• _WHAT YOU SHOULD DO_
Check each line for the word "letter" and report how many have it. Give nothing else.

Excerpt from a dataset:
-------

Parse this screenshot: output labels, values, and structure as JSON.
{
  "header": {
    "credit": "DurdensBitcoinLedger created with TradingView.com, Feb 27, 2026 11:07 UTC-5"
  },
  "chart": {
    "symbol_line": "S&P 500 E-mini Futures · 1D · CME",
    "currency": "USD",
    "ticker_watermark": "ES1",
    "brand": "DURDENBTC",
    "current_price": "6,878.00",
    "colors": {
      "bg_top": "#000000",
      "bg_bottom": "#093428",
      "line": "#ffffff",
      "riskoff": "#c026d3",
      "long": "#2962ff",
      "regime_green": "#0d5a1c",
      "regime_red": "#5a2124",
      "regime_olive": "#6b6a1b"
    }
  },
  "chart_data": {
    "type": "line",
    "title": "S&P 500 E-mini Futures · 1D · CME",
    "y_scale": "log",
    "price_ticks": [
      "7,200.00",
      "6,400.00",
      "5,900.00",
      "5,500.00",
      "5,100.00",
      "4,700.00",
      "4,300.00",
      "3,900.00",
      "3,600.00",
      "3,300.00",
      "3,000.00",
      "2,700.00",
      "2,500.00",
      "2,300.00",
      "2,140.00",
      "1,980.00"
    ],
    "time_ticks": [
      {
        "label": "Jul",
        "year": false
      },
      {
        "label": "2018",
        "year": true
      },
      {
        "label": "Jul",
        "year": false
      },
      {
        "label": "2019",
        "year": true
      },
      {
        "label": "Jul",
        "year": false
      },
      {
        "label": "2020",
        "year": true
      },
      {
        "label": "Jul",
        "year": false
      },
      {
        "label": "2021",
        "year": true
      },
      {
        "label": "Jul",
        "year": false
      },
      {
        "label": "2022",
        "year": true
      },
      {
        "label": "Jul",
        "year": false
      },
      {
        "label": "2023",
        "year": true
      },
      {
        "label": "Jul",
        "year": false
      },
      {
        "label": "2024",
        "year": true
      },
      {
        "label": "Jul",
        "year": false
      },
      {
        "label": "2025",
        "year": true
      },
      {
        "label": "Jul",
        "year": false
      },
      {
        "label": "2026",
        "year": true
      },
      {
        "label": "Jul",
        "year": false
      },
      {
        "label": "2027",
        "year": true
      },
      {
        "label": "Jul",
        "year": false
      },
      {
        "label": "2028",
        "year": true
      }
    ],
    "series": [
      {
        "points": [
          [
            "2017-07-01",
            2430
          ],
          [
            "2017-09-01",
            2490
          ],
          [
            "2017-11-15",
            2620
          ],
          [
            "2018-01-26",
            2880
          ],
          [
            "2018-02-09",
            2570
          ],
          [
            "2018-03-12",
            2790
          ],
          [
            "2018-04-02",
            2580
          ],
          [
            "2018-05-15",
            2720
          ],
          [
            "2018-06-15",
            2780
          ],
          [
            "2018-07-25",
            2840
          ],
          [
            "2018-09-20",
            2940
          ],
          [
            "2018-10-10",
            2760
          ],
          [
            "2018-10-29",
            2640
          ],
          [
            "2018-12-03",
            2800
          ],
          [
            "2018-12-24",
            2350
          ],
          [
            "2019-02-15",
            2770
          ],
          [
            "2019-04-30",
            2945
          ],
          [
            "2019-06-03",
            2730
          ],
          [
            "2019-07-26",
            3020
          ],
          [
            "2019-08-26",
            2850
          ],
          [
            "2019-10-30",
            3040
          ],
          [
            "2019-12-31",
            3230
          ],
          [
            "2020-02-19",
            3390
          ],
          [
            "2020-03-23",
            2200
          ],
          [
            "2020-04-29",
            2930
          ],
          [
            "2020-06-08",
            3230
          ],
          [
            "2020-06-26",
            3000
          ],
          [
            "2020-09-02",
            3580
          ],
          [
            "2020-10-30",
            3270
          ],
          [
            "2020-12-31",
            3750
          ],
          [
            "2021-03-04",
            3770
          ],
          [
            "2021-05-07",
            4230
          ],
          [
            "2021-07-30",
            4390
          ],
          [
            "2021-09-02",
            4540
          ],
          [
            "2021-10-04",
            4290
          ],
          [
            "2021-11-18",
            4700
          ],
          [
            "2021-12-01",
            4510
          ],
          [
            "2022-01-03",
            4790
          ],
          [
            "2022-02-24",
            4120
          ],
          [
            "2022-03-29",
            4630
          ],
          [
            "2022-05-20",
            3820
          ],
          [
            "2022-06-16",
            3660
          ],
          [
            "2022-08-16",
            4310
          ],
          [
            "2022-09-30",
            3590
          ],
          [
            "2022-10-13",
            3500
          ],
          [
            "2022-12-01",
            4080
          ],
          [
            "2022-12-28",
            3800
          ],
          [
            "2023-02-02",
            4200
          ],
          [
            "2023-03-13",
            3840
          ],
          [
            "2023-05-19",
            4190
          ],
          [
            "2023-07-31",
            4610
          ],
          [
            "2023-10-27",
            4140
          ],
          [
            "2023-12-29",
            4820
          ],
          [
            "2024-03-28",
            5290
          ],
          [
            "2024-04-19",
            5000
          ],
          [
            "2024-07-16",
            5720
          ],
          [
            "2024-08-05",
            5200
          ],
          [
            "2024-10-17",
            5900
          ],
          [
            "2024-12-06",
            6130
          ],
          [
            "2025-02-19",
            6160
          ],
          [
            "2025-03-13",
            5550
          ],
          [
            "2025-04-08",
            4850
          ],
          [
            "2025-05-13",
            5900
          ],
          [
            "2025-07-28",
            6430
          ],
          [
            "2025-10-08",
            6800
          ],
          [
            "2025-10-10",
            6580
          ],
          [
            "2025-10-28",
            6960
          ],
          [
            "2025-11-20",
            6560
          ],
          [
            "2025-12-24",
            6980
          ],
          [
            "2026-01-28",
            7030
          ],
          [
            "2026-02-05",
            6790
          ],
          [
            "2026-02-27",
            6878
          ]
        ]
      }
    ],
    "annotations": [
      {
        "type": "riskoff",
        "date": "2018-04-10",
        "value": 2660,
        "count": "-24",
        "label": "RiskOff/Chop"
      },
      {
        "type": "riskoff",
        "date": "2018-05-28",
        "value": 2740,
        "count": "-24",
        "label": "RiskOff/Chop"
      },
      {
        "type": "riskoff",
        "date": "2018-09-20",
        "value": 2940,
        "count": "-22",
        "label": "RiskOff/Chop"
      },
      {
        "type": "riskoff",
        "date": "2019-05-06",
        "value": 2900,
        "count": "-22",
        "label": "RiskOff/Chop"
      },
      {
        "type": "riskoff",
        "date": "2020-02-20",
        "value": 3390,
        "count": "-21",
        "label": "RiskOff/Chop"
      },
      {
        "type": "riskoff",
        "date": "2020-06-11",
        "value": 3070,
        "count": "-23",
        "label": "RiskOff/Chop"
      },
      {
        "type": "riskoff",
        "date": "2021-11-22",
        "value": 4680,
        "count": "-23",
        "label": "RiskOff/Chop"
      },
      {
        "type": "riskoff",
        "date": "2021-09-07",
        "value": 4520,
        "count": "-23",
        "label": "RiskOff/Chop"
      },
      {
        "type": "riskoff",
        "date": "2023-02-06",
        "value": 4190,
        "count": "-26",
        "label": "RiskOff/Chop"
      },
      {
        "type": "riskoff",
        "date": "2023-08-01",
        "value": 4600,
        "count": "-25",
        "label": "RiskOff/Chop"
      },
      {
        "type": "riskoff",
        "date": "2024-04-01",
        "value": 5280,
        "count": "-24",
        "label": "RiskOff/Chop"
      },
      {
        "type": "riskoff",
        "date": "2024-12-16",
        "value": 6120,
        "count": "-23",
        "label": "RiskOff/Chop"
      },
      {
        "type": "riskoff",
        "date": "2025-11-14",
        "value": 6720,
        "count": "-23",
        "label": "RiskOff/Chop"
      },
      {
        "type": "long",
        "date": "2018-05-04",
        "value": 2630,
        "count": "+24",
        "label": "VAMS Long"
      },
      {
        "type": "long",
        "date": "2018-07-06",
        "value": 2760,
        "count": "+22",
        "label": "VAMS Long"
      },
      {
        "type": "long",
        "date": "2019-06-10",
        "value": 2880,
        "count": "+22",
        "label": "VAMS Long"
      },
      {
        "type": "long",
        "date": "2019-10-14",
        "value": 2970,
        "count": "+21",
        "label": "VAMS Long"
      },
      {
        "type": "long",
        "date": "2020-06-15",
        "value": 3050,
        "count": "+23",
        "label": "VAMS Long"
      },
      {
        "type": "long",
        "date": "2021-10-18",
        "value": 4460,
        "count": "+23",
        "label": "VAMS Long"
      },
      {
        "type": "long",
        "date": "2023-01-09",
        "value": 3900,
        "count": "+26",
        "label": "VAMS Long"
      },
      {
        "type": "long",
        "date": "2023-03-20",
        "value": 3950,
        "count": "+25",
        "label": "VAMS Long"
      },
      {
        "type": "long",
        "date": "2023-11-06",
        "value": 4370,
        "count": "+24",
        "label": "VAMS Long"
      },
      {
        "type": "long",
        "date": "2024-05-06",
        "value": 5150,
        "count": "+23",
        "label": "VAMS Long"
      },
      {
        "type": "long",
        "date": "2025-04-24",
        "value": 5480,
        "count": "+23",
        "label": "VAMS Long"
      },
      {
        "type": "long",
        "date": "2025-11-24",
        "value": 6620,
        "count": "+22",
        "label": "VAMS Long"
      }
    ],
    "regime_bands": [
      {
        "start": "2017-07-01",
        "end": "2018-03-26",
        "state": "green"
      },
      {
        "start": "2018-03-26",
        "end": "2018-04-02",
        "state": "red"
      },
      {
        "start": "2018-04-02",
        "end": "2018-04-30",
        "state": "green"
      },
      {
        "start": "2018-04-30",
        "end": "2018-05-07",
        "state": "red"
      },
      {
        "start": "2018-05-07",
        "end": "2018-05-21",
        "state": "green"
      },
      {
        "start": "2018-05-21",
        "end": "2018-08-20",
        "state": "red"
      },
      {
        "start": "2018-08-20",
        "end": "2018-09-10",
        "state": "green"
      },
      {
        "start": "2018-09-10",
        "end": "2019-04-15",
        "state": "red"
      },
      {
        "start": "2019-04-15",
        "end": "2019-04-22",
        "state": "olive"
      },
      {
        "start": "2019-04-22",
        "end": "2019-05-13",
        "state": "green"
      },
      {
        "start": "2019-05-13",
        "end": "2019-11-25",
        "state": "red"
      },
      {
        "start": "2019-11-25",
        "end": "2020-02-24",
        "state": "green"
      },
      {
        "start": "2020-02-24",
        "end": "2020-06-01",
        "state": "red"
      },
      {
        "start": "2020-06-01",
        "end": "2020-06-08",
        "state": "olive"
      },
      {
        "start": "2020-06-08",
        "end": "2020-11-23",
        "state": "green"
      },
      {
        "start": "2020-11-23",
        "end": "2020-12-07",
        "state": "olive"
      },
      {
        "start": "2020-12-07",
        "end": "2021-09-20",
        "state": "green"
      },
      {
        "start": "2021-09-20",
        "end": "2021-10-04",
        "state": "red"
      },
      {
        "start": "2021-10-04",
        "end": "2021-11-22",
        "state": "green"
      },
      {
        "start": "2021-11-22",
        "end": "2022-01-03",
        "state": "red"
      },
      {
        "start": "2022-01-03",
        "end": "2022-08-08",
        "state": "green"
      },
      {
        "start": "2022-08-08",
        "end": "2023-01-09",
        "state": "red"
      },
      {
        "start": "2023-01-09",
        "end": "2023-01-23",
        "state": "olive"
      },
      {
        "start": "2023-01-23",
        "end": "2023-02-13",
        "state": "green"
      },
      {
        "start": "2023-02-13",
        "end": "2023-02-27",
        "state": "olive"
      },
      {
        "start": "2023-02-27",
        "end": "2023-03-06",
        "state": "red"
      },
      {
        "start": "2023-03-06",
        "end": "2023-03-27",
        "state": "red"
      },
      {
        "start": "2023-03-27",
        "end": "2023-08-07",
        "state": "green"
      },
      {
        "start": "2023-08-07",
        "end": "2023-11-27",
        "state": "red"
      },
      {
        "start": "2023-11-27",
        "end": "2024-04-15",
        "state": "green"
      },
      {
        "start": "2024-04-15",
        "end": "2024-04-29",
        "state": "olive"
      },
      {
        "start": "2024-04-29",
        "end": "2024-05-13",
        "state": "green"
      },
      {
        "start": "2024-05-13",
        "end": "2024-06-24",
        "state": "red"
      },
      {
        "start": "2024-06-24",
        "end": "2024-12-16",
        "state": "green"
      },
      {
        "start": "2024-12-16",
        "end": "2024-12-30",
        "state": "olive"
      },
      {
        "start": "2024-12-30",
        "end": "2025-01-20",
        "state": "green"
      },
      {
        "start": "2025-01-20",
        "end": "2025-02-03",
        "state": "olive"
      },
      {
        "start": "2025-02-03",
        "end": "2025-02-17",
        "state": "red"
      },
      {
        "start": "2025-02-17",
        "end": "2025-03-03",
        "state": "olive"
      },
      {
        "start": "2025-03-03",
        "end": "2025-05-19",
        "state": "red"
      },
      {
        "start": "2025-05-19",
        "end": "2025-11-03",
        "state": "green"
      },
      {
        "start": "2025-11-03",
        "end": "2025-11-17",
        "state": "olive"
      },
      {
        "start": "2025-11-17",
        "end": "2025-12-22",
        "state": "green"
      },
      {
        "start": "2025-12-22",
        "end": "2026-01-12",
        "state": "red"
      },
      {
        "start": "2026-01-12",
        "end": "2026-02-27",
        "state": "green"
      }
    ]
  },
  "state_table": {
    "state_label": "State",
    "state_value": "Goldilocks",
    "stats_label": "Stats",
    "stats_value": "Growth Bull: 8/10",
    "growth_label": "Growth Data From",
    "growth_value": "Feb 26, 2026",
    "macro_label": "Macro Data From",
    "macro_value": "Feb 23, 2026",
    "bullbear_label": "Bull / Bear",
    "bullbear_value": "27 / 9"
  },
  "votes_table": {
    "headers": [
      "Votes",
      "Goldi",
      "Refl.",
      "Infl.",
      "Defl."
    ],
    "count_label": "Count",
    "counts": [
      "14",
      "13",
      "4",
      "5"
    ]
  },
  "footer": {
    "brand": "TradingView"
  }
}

-------

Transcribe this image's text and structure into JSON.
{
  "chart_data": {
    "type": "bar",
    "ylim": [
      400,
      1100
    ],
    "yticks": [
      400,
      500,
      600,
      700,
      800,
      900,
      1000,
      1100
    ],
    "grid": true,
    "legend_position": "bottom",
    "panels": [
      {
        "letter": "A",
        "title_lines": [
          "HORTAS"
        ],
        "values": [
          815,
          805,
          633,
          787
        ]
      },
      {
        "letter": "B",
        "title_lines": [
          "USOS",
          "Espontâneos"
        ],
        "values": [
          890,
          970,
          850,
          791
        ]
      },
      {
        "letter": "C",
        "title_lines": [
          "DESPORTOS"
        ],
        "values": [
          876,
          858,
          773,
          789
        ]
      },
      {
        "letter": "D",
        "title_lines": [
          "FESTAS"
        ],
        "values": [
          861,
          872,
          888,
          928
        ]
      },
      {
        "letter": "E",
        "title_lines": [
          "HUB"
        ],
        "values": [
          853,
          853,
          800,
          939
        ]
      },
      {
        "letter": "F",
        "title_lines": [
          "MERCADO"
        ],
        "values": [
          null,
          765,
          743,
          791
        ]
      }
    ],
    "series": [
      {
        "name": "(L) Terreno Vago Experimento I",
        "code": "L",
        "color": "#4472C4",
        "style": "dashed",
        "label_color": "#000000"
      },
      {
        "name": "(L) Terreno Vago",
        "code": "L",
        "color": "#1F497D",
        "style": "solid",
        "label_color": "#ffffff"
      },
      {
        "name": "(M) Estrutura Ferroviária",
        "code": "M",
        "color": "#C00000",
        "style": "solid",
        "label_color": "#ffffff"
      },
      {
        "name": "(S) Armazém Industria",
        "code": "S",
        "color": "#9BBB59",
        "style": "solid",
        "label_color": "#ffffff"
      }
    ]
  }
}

-------

• _ANSWER TO THIS TASK_
6